__TASK BRIEF__. Only the number is wanted: how many lines contain the string "Manual"?
— Start EXERCISE MATERIAL —
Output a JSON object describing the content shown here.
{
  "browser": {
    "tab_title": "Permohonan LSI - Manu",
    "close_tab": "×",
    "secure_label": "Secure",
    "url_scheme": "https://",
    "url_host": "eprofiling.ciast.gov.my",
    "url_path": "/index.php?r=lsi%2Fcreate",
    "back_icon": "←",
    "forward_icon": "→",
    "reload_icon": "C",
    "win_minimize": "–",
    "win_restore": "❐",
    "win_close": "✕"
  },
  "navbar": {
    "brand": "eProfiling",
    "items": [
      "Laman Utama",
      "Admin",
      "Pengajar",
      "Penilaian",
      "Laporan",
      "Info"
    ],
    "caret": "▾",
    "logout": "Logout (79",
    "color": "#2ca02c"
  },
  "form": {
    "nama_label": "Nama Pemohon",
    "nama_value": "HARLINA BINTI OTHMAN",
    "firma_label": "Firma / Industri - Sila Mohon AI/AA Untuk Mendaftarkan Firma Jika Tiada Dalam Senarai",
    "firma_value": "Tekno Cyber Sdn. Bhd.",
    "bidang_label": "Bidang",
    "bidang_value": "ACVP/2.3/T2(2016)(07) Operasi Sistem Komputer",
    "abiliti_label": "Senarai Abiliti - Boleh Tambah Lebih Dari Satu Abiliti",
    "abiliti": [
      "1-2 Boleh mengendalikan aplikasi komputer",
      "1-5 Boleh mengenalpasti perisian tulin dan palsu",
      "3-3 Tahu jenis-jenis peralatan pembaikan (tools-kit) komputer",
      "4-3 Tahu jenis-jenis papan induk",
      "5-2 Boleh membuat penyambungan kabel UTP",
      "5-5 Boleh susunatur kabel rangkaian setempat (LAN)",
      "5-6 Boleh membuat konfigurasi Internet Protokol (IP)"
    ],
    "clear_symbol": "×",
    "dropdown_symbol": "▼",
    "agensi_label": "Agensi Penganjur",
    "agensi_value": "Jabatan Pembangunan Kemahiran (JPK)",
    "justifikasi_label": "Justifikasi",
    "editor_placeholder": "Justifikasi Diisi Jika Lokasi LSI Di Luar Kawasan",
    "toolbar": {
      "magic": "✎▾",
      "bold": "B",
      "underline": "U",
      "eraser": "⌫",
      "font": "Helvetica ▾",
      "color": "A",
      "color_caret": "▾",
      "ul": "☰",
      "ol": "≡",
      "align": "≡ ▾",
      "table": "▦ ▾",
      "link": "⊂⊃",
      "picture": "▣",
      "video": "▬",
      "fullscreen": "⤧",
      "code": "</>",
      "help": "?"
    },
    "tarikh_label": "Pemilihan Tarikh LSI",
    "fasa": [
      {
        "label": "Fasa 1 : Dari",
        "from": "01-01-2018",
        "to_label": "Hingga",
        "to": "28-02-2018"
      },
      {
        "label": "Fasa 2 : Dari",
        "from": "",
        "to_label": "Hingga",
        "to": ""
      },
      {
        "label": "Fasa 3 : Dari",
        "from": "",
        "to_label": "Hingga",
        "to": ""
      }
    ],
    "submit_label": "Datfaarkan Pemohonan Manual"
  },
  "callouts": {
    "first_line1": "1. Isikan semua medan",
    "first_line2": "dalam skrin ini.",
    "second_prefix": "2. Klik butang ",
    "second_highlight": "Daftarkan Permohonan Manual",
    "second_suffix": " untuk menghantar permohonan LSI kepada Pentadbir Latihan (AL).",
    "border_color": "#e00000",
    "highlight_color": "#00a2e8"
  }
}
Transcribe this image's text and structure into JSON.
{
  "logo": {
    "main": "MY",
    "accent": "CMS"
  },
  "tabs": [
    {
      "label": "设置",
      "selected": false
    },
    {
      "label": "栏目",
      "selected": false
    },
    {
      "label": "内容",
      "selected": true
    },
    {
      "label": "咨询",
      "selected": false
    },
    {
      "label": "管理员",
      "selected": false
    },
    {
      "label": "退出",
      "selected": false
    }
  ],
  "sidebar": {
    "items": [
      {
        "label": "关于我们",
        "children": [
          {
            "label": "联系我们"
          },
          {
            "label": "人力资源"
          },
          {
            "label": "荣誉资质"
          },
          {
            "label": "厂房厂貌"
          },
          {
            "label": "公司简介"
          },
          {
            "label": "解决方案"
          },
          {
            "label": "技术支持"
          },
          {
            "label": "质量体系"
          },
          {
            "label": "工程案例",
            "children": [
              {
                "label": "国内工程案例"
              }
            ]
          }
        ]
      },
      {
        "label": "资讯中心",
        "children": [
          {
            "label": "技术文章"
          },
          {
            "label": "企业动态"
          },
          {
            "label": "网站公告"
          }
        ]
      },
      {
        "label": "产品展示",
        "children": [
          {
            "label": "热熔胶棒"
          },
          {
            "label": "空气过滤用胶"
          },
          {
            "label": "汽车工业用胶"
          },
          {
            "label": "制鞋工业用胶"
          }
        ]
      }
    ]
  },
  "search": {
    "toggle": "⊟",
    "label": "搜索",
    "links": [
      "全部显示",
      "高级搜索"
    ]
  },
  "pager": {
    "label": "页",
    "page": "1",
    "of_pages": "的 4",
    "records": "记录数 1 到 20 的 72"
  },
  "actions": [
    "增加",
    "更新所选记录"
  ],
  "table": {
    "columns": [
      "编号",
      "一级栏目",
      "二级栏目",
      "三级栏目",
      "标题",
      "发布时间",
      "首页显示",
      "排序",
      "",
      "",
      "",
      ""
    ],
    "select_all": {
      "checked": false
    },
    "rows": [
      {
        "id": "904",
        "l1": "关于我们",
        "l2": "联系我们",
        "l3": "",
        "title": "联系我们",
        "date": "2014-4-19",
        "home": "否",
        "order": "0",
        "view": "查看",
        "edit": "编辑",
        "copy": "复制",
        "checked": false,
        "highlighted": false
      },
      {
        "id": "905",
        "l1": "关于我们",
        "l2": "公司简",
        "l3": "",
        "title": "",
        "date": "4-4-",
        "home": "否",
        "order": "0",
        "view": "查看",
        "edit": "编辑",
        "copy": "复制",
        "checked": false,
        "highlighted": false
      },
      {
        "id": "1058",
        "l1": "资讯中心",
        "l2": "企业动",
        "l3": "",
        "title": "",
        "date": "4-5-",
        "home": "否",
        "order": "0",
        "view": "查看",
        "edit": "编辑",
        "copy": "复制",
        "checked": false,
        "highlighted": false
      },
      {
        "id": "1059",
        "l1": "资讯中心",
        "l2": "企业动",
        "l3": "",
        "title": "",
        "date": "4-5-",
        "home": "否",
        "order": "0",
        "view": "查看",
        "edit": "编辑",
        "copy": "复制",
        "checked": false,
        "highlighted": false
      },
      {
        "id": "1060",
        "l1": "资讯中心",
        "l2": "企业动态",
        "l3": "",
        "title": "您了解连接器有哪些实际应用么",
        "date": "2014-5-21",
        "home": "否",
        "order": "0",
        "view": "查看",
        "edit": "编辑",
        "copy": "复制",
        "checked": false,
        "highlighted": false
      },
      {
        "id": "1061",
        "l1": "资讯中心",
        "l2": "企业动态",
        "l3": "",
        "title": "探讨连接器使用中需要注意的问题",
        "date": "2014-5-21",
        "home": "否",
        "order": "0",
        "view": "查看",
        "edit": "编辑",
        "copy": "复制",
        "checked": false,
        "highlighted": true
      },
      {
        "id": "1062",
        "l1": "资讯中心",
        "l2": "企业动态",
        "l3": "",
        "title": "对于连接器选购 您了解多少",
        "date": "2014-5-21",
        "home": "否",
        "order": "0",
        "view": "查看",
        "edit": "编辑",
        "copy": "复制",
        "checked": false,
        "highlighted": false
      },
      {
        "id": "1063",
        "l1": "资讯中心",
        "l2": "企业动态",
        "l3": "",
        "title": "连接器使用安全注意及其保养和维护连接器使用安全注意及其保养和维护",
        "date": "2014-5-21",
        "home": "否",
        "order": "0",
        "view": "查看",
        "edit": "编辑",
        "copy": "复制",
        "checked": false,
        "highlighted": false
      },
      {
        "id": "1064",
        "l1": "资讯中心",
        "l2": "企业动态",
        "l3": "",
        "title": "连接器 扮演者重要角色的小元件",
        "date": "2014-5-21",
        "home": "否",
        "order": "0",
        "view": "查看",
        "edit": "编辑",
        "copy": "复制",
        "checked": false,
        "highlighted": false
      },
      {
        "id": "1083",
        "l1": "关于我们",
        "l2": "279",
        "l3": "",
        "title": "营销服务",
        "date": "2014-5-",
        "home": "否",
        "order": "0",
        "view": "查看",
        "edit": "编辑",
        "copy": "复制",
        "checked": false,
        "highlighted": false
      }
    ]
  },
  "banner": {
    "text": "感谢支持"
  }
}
— End EXERCISE MATERIAL —
__THE COMPLETED TASK__. 2